## DIRECTIONS
Exact repetition of every record is required.

RECORDS SHOWN START

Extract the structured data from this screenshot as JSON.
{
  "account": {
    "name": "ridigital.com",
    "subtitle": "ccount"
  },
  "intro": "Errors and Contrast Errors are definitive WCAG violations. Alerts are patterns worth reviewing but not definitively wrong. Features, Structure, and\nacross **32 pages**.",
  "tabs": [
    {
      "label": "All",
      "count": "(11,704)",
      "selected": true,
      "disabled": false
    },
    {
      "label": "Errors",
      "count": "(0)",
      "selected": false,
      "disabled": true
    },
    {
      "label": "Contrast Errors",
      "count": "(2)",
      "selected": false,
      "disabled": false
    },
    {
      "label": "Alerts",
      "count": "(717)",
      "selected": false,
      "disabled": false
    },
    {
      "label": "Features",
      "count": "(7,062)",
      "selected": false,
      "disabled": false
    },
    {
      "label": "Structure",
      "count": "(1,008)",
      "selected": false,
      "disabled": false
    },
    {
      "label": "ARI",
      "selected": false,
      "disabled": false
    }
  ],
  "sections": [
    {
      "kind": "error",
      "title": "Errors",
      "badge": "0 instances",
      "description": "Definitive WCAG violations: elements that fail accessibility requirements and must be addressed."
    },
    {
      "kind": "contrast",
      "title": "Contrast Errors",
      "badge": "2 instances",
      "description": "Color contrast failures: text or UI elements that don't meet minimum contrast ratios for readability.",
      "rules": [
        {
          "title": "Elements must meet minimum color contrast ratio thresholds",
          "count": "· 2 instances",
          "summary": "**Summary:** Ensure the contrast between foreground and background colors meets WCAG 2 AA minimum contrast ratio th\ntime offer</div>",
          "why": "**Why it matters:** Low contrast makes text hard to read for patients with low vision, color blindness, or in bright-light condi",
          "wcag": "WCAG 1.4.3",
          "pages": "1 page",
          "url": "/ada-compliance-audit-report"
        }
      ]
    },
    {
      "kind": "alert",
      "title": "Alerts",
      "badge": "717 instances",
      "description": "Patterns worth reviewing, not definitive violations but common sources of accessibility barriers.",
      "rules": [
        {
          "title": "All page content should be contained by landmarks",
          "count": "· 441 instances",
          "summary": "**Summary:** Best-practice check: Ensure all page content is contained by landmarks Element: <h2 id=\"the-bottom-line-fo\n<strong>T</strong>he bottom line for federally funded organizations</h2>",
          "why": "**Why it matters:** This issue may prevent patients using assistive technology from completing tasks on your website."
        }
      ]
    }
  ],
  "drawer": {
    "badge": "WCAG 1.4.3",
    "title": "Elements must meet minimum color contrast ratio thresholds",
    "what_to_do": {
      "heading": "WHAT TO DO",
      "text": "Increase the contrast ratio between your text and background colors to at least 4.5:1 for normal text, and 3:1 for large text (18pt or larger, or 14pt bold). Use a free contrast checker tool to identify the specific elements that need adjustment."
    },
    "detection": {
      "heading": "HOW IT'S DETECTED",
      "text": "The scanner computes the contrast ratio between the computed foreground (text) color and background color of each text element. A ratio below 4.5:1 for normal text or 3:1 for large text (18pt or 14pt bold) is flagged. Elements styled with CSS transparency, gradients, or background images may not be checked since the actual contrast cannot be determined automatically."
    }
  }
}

RECORDS SHOWN END

## EXERCISE RESULT
Extract the structured data from this screenshot as JSON.
{
  "account": {
    "name": "ridigital.com",
    "subtitle": "ccount"
  },
  "intro": "Errors and Contrast Errors are definitive WCAG violations. Alerts are patterns worth reviewing but not definitively wrong. Features, Structure, and\nacross **32 pages**.",
  "tabs": [
    {
      "label": "All",
      "count": "(11,704)",
      "selected": true,
      "disabled": false
    },
    {
      "label": "Errors",
      "count": "(0)",
      "selected": false,
      "disabled": true
    },
    {
      "label": "Contrast Errors",
      "count": "(2)",
      "selected": false,
      "disabled": false
    },
    {
      "label": "Alerts",
      "count": "(717)",
      "selected": false,
      "disabled": false
    },
    {
      "label": "Features",
      "count": "(7,062)",
      "selected": false,
      "disabled": false
    },
    {
      "label": "Structure",
      "count": "(1,008)",
      "selected": false,
      "disabled": false
    },
    {
      "label": "ARI",
      "selected": false,
      "disabled": false
    }
  ],
  "sections": [
    {
      "kind": "error",
      "title": "Errors",
      "badge": "0 instances",
      "description": "Definitive WCAG violations: elements that fail accessibility requirements and must be addressed."
    },
    {
      "kind": "contrast",
      "title": "Contrast Errors",
      "badge": "2 instances",
      "description": "Color contrast failures: text or UI elements that don't meet minimum contrast ratios for readability.",
      "rules": [
        {
          "title": "Elements must meet minimum color contrast ratio thresholds",
          "count": "· 2 instances",
          "summary": "**Summary:** Ensure the contrast between foreground and background colors meets WCAG 2 AA minimum contrast ratio th\ntime offer</div>",
          "why": "**Why it matters:** Low contrast makes text hard to read for patients with low vision, color blindness, or in bright-light condi",
          "wcag": "WCAG 1.4.3",
          "pages": "1 page",
          "url": "/ada-compliance-audit-report"
        }
      ]
    },
    {
      "kind": "alert",
      "title": "Alerts",
      "badge": "717 instances",
      "description": "Patterns worth reviewing, not definitive violations but common sources of accessibility barriers.",
      "rules": [
        {
          "title": "All page content should be contained by landmarks",
          "count": "· 441 instances",
          "summary": "**Summary:** Best-practice check: Ensure all page content is contained by landmarks Element: <h2 id=\"the-bottom-line-fo\n<strong>T</strong>he bottom line for federally funded organizations</h2>",
          "why": "**Why it matters:** This issue may prevent patients using assistive technology from completing tasks on your website."
        }
      ]
    }
  ],
  "drawer": {
    "badge": "WCAG 1.4.3",
    "title": "Elements must meet minimum color contrast ratio thresholds",
    "what_to_do": {
      "heading": "WHAT TO DO",
      "text": "Increase the contrast ratio between your text and background colors to at least 4.5:1 for normal text, and 3:1 for large text (18pt or larger, or 14pt bold). Use a free contrast checker tool to identify the specific elements that need adjustment."
    },
    "detection": {
      "heading": "HOW IT'S DETECTED",
      "text": "The scanner computes the contrast ratio between the computed foreground (text) color and background color of each text element. A ratio below 4.5:1 for normal text or 3:1 for large text (18pt or 14pt bold) is flagged. Elements styled with CSS transparency, gradients, or background images may not be checked since the actual contrast cannot be determined automatically."
    }
  }
}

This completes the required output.